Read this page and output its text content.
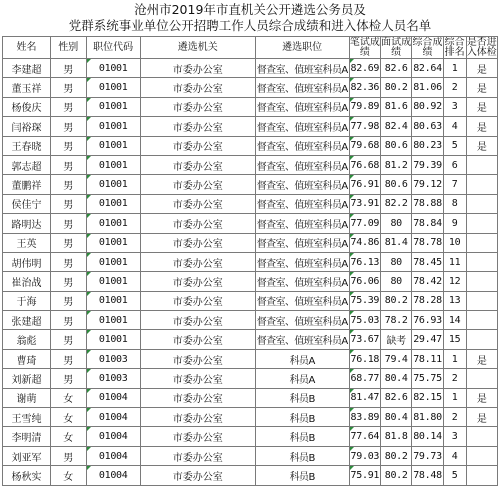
沧州市2019年市直机关公开遴选公务员及
党群系统事业单位公开招聘工作人员综合成绩和进入体检人员名单
姓名	性别	职位代码	遴选机关	遴选职位	笔试成绩	面试成绩	综合成绩	综合排名	是否进入体检
李建超	男	01001	市委办公室	督查室、值班室科员A	82.69	82.6	82.64	1	是
董玉祥	男	01001	市委办公室	督查室、值班室科员A	82.36	80.2	81.06	2	是
杨俊庆	男	01001	市委办公室	督查室、值班室科员A	79.89	81.6	80.92	3	是
闫裕琛	男	01001	市委办公室	督查室、值班室科员A	77.98	82.4	80.63	4	是
王春晓	男	01001	市委办公室	督查室、值班室科员A	79.68	80.6	80.23	5	是
郭志超	男	01001	市委办公室	督查室、值班室科员A	76.68	81.2	79.39	6	
董鹏祥	男	01001	市委办公室	督查室、值班室科员A	76.91	80.6	79.12	7	
侯佳宁	男	01001	市委办公室	督查室、值班室科员A	73.91	82.2	78.88	8	
路明达	男	01001	市委办公室	督查室、值班室科员A	77.09	80	78.84	9	
王英	男	01001	市委办公室	督查室、值班室科员A	74.86	81.4	78.78	10	
胡伟明	男	01001	市委办公室	督查室、值班室科员A	76.13	80	78.45	11	
崔治战	男	01001	市委办公室	督查室、值班室科员A	76.06	80	78.42	12	
于海	男	01001	市委办公室	督查室、值班室科员A	75.39	80.2	78.28	13	
张建超	男	01001	市委办公室	督查室、值班室科员A	75.03	78.2	76.93	14	
翁彪	男	01001	市委办公室	督查室、值班室科员A	73.67	缺考	29.47	15	
曹琦	男	01003	市委办公室	科员A	76.18	79.4	78.11	1	是
刘新超	男	01003	市委办公室	科员A	68.77	80.4	75.75	2	
谢萌	女	01004	市委办公室	科员B	81.47	82.6	82.15	1	是
王雪纯	女	01004	市委办公室	科员B	83.89	80.4	81.80	2	是
李明清	女	01004	市委办公室	科员B	77.64	81.8	80.14	3	
刘亚军	男	01004	市委办公室	科员B	79.03	80.2	79.73	4	
杨秋实	女	01004	市委办公室	科员B	75.91	80.2	78.48	5	
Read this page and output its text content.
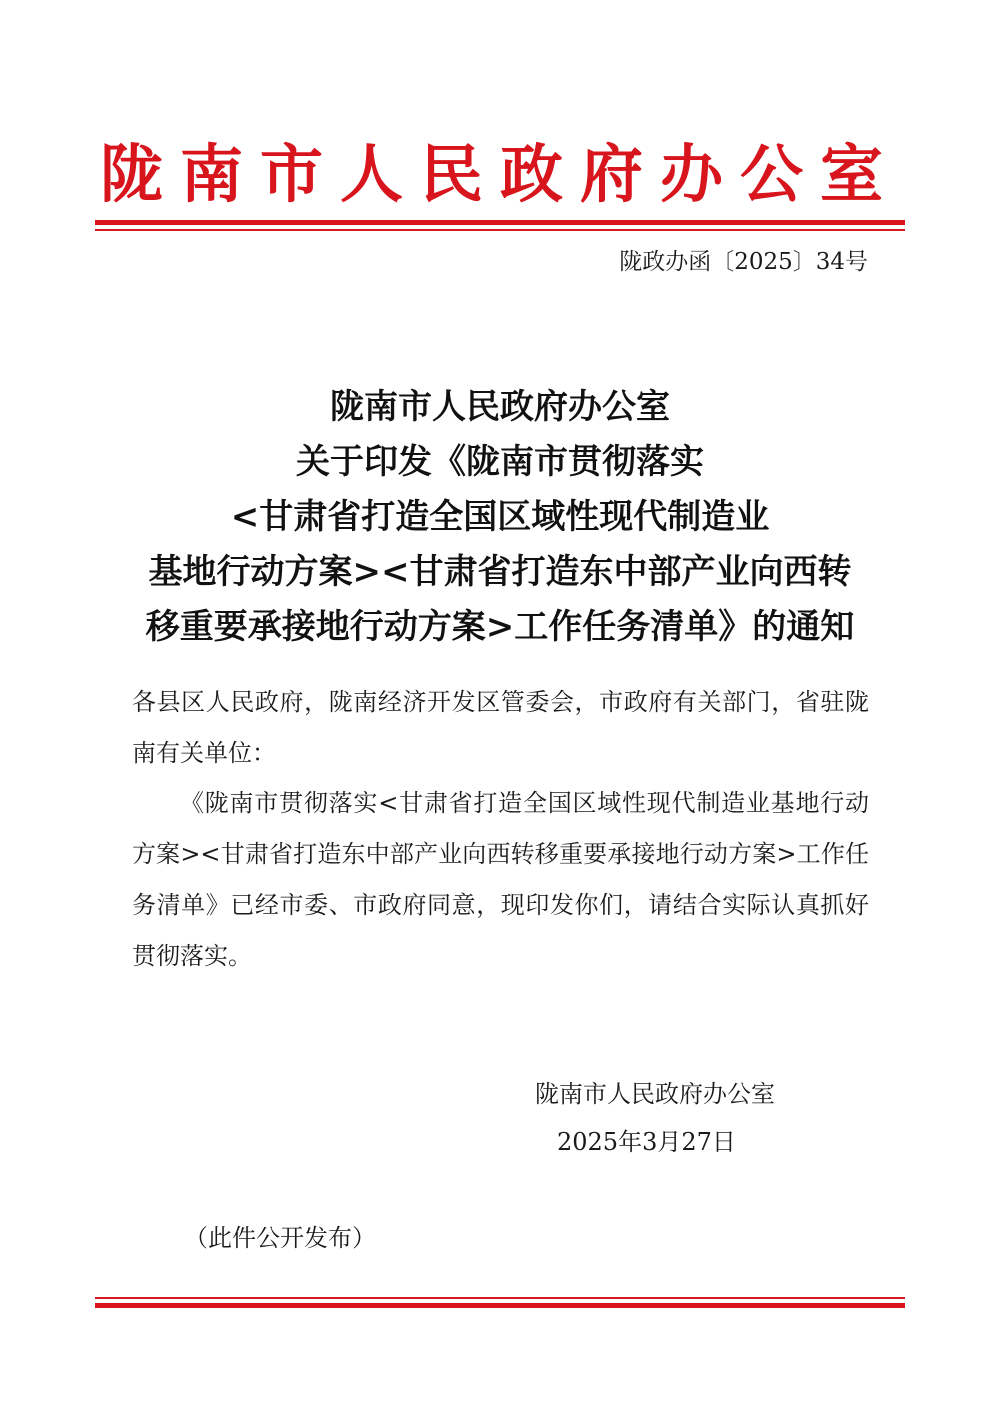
陇南市人民政府办公室
陇政办函〔2025〕34号
陇南市人民政府办公室
关于印发《陇南市贯彻落实
<甘肃省打造全国区域性现代制造业
基地行动方案><甘肃省打造东中部产业向西转
移重要承接地行动方案>工作任务清单》的通知
各县区人民政府，陇南经济开发区管委会，市政府有关部门，省驻陇南有关单位：
《陇南市贯彻落实<甘肃省打造全国区域性现代制造业基地行动方案><甘肃省打造东中部产业向西转移重要承接地行动方案>工作任务清单》已经市委、市政府同意，现印发你们，请结合实际认真抓好贯彻落实。
陇南市人民政府办公室
2025年3月27日
（此件公开发布）
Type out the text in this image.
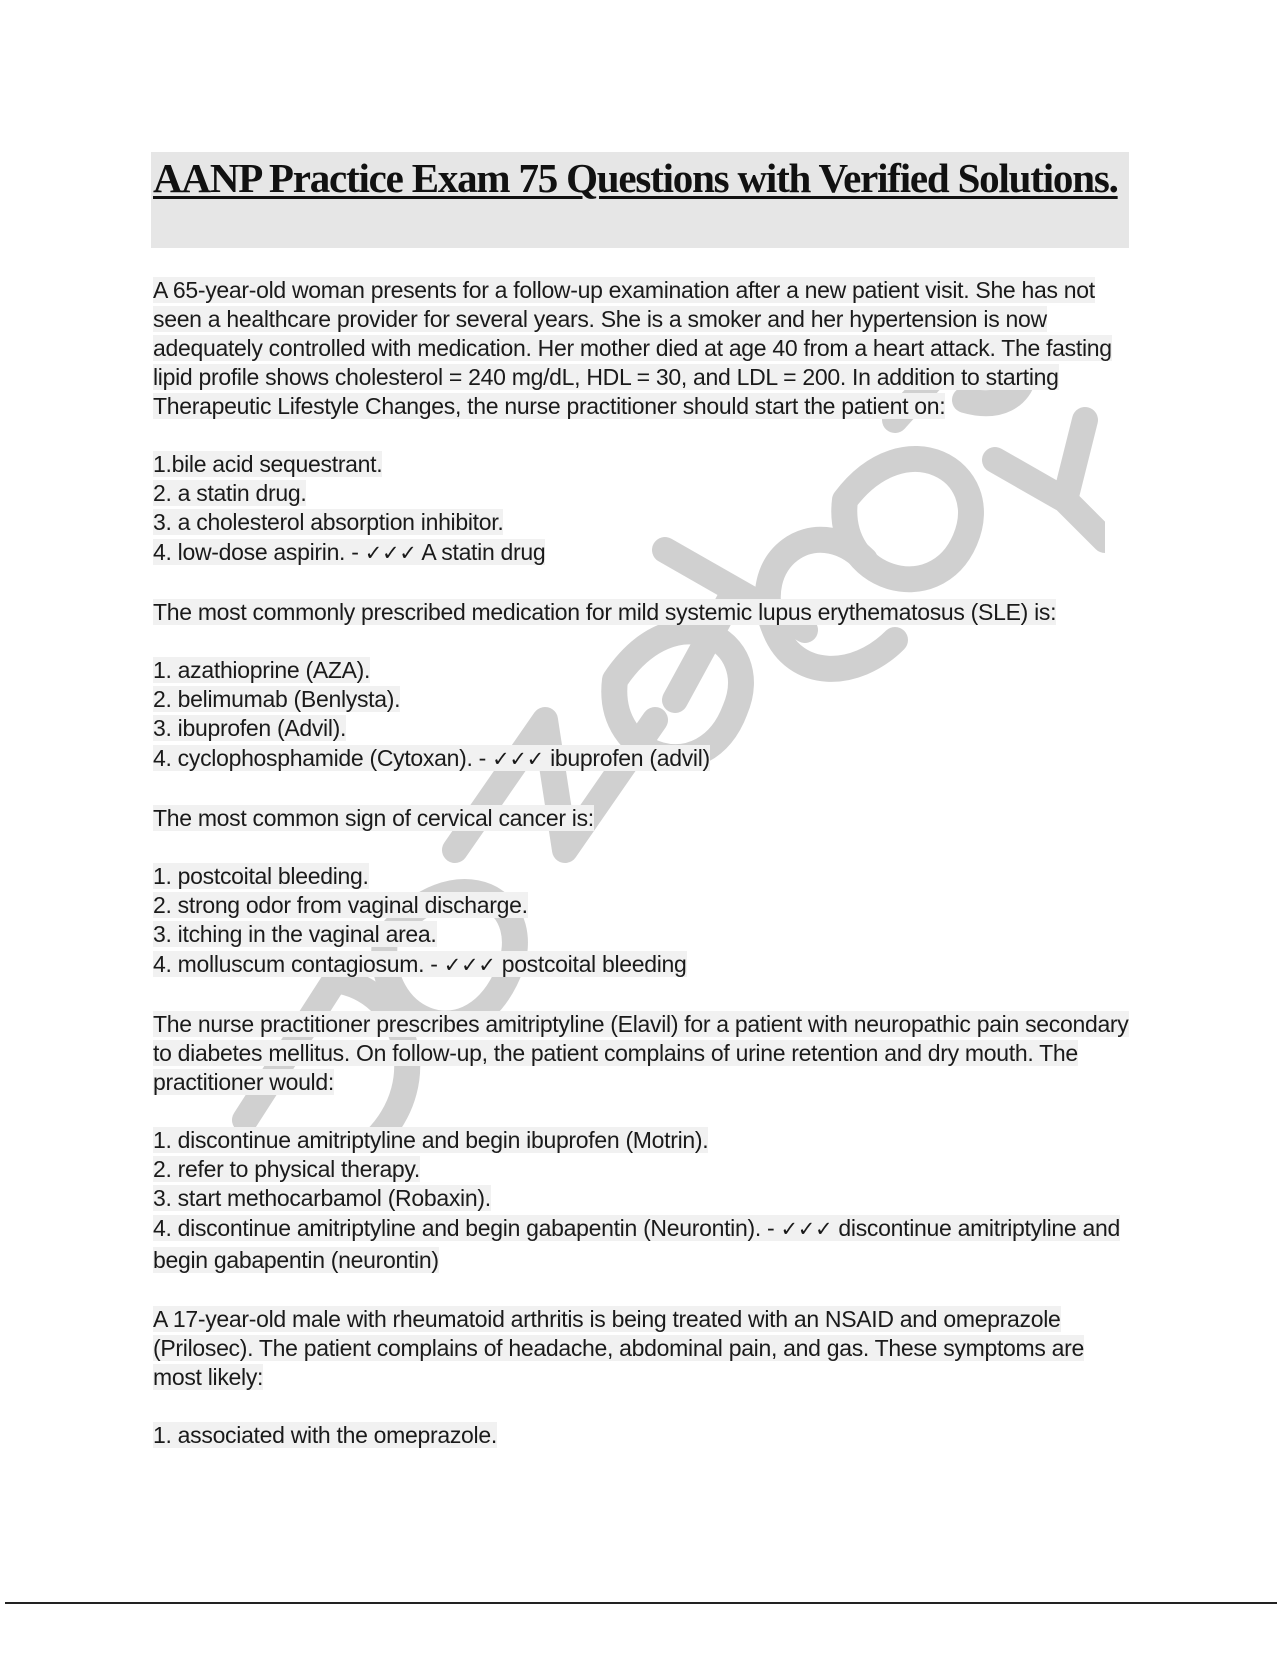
AANP Practice Exam 75 Questions with Verified Solutions.

A 65-year-old woman presents for a follow-up examination after a new patient visit. She has not seen a healthcare provider for several years. She is a smoker and her hypertension is now adequately controlled with medication. Her mother died at age 40 from a heart attack. The fasting lipid profile shows cholesterol = 240 mg/dL, HDL = 30, and LDL = 200. In addition to starting Therapeutic Lifestyle Changes, the nurse practitioner should start the patient on:

1.bile acid sequestrant.

2. a statin drug.

3. a cholesterol absorption inhibitor.

4. low-dose aspirin. - ✓✓✓ A statin drug

The most commonly prescribed medication for mild systemic lupus erythematosus (SLE) is:

1. azathioprine (AZA).

2. belimumab (Benlysta).

3. ibuprofen (Advil).

4. cyclophosphamide (Cytoxan). - ✓✓✓ ibuprofen (advil)

The most common sign of cervical cancer is:

1. postcoital bleeding.

2. strong odor from vaginal discharge.

3. itching in the vaginal area.

4. molluscum contagiosum. - ✓✓✓ postcoital bleeding

The nurse practitioner prescribes amitriptyline (Elavil) for a patient with neuropathic pain secondary to diabetes mellitus. On follow-up, the patient complains of urine retention and dry mouth. The practitioner would:

1. discontinue amitriptyline and begin ibuprofen (Motrin).

2. refer to physical therapy.

3. start methocarbamol (Robaxin).

4. discontinue amitriptyline and begin gabapentin (Neurontin). - ✓✓✓ discontinue amitriptyline and begin gabapentin (neurontin)

A 17-year-old male with rheumatoid arthritis is being treated with an NSAID and omeprazole (Prilosec). The patient complains of headache, abdominal pain, and gas. These symptoms are most likely:

1. associated with the omeprazole.
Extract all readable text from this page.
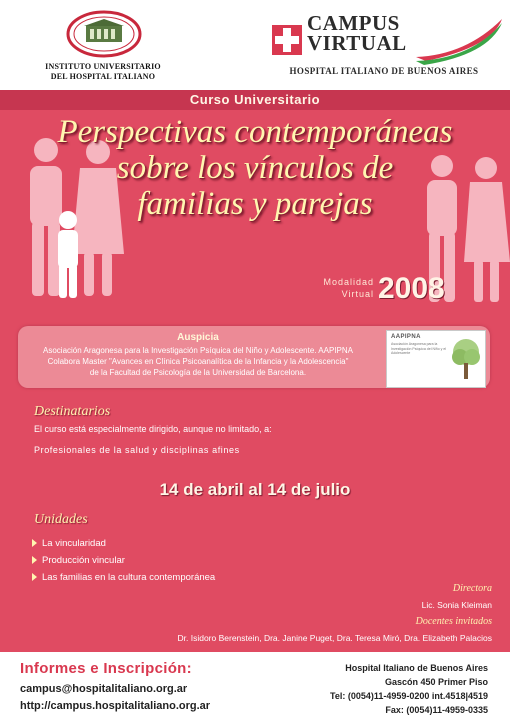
INSTITUTO UNIVERSITARIO
DEL HOSPITAL ITALIANO
CAMPUS
VIRTUAL
HOSPITAL ITALIANO DE BUENOS AIRES
Curso Universitario
Perspectivas contemporáneas
sobre los vínculos de
familias y parejas
Modalidad
Virtual 2008
Auspicia
Asociación Aragonesa para la Investigación Psíquica del Niño y Adolescente. AAPIPNA
Colabora Master "Avances en Clínica Psicoanalítica de la Infancia y la Adolescencia"
de la Facultad de Psicología de la Universidad de Barcelona.
AAPIPNA
Asociación Aragonesa para la Investigación Psíquica del Niño y el Adolescente
Destinatarios
El curso está especialmente dirigido, aunque no limitado, a:
Profesionales de la salud y disciplinas afines
14 de abril al 14 de julio
Unidades
La vincularidad
Producción vincular
Las familias en la cultura contemporánea
Directora
Lic. Sonia Kleiman
Docentes invitados
Dr. Isidoro Berenstein, Dra. Janine Puget, Dra. Teresa Miró, Dra. Elizabeth Palacios
Informes e Inscripción:
campus@hospitalitaliano.org.ar
http://campus.hospitalitaliano.org.ar
Hospital Italiano de Buenos Aires
Gascón 450 Primer Piso
Tel: (0054)11-4959-0200 int.4518|4519
Fax: (0054)11-4959-0335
══════════════════════════════
> [Written request]: Leave the images out, please, and restate each line word for word.

> [Full answer]:
Read this page and output its text content.
沧州市2019年市直机关公开遴选公务员及
党群系统事业单位公开招聘工作人员综合成绩和进入体检人员名单
姓名	性别	职位代码	遴选机关	遴选职位	笔试成绩	面试成绩	综合成绩	综合排名	是否进入体检
李建超	男	01001	市委办公室	督查室、值班室科员A	82.69	82.6	82.64	1	是
董玉祥	男	01001	市委办公室	督查室、值班室科员A	82.36	80.2	81.06	2	是
杨俊庆	男	01001	市委办公室	督查室、值班室科员A	79.89	81.6	80.92	3	是
闫裕琛	男	01001	市委办公室	督查室、值班室科员A	77.98	82.4	80.63	4	是
王春晓	男	01001	市委办公室	督查室、值班室科员A	79.68	80.6	80.23	5	是
郭志超	男	01001	市委办公室	督查室、值班室科员A	76.68	81.2	79.39	6	
董鹏祥	男	01001	市委办公室	督查室、值班室科员A	76.91	80.6	79.12	7	
侯佳宁	男	01001	市委办公室	督查室、值班室科员A	73.91	82.2	78.88	8	
路明达	男	01001	市委办公室	督查室、值班室科员A	77.09	80	78.84	9	
王英	男	01001	市委办公室	督查室、值班室科员A	74.86	81.4	78.78	10	
胡伟明	男	01001	市委办公室	督查室、值班室科员A	76.13	80	78.45	11	
崔治战	男	01001	市委办公室	督查室、值班室科员A	76.06	80	78.42	12	
于海	男	01001	市委办公室	督查室、值班室科员A	75.39	80.2	78.28	13	
张建超	男	01001	市委办公室	督查室、值班室科员A	75.03	78.2	76.93	14	
翁彪	男	01001	市委办公室	督查室、值班室科员A	73.67	缺考	29.47	15	
曹琦	男	01003	市委办公室	科员A	76.18	79.4	78.11	1	是
刘新超	男	01003	市委办公室	科员A	68.77	80.4	75.75	2	
谢萌	女	01004	市委办公室	科员B	81.47	82.6	82.15	1	是
王雪纯	女	01004	市委办公室	科员B	83.89	80.4	81.80	2	是
李明清	女	01004	市委办公室	科员B	77.64	81.8	80.14	3	
刘亚军	男	01004	市委办公室	科员B	79.03	80.2	79.73	4	
杨秋实	女	01004	市委办公室	科员B	75.91	80.2	78.48	5	
Read this page and output its text content.
陇南市人民政府办公室
陇政办函〔2025〕34号
陇南市人民政府办公室
关于印发《陇南市贯彻落实
<甘肃省打造全国区域性现代制造业
基地行动方案><甘肃省打造东中部产业向西转
移重要承接地行动方案>工作任务清单》的通知
各县区人民政府，陇南经济开发区管委会，市政府有关部门，省驻陇南有关单位：
《陇南市贯彻落实<甘肃省打造全国区域性现代制造业基地行动方案><甘肃省打造东中部产业向西转移重要承接地行动方案>工作任务清单》已经市委、市政府同意，现印发你们，请结合实际认真抓好贯彻落实。
陇南市人民政府办公室
2025年3月27日
（此件公开发布）
Type out the text in this image.
AANP Practice Exam 75 Questions with Verified Solutions.

A 65-year-old woman presents for a follow-up examination after a new patient visit. She has not seen a healthcare provider for several years. She is a smoker and her hypertension is now adequately controlled with medication. Her mother died at age 40 from a heart attack. The fasting lipid profile shows cholesterol = 240 mg/dL, HDL = 30, and LDL = 200. In addition to starting Therapeutic Lifestyle Changes, the nurse practitioner should start the patient on:

1.bile acid sequestrant.

2. a statin drug.

3. a cholesterol absorption inhibitor.

4. low-dose aspirin. - ✓✓✓ A statin drug

The most commonly prescribed medication for mild systemic lupus erythematosus (SLE) is:

1. azathioprine (AZA).

2. belimumab (Benlysta).

3. ibuprofen (Advil).

4. cyclophosphamide (Cytoxan). - ✓✓✓ ibuprofen (advil)

The most common sign of cervical cancer is:

1. postcoital bleeding.

2. strong odor from vaginal discharge.

3. itching in the vaginal area.

4. molluscum contagiosum. - ✓✓✓ postcoital bleeding

The nurse practitioner prescribes amitriptyline (Elavil) for a patient with neuropathic pain secondary to diabetes mellitus. On follow-up, the patient complains of urine retention and dry mouth. The practitioner would:

1. discontinue amitriptyline and begin ibuprofen (Motrin).

2. refer to physical therapy.

3. start methocarbamol (Robaxin).

4. discontinue amitriptyline and begin gabapentin (Neurontin). - ✓✓✓ discontinue amitriptyline and begin gabapentin (neurontin)

A 17-year-old male with rheumatoid arthritis is being treated with an NSAID and omeprazole (Prilosec). The patient complains of headache, abdominal pain, and gas. These symptoms are most likely:

1. associated with the omeprazole.
Extract all readable text from this page.
INSTITUTO UNIVERSITARIO
DEL HOSPITAL ITALIANO
CAMPUS
VIRTUAL
HOSPITAL ITALIANO DE BUENOS AIRES
Curso Universitario
Perspectivas contemporáneas
sobre los vínculos de
familias y parejas
Modalidad
Virtual 2008
Auspicia
Asociación Aragonesa para la Investigación Psíquica del Niño y Adolescente. AAPIPNA
Colabora Master "Avances en Clínica Psicoanalítica de la Infancia y la Adolescencia"
de la Facultad de Psicología de la Universidad de Barcelona.
AAPIPNA
Asociación Aragonesa para la Investigación Psíquica del Niño y el Adolescente
Destinatarios
El curso está especialmente dirigido, aunque no limitado, a:
Profesionales de la salud y disciplinas afines
14 de abril al 14 de julio
Unidades
La vincularidad
Producción vincular
Las familias en la cultura contemporánea
Directora
Lic. Sonia Kleiman
Docentes invitados
Dr. Isidoro Berenstein, Dra. Janine Puget, Dra. Teresa Miró, Dra. Elizabeth Palacios
Informes e Inscripción:
campus@hospitalitaliano.org.ar
http://campus.hospitalitaliano.org.ar
Hospital Italiano de Buenos Aires
Gascón 450 Primer Piso
Tel: (0054)11-4959-0200 int.4518|4519
Fax: (0054)11-4959-0335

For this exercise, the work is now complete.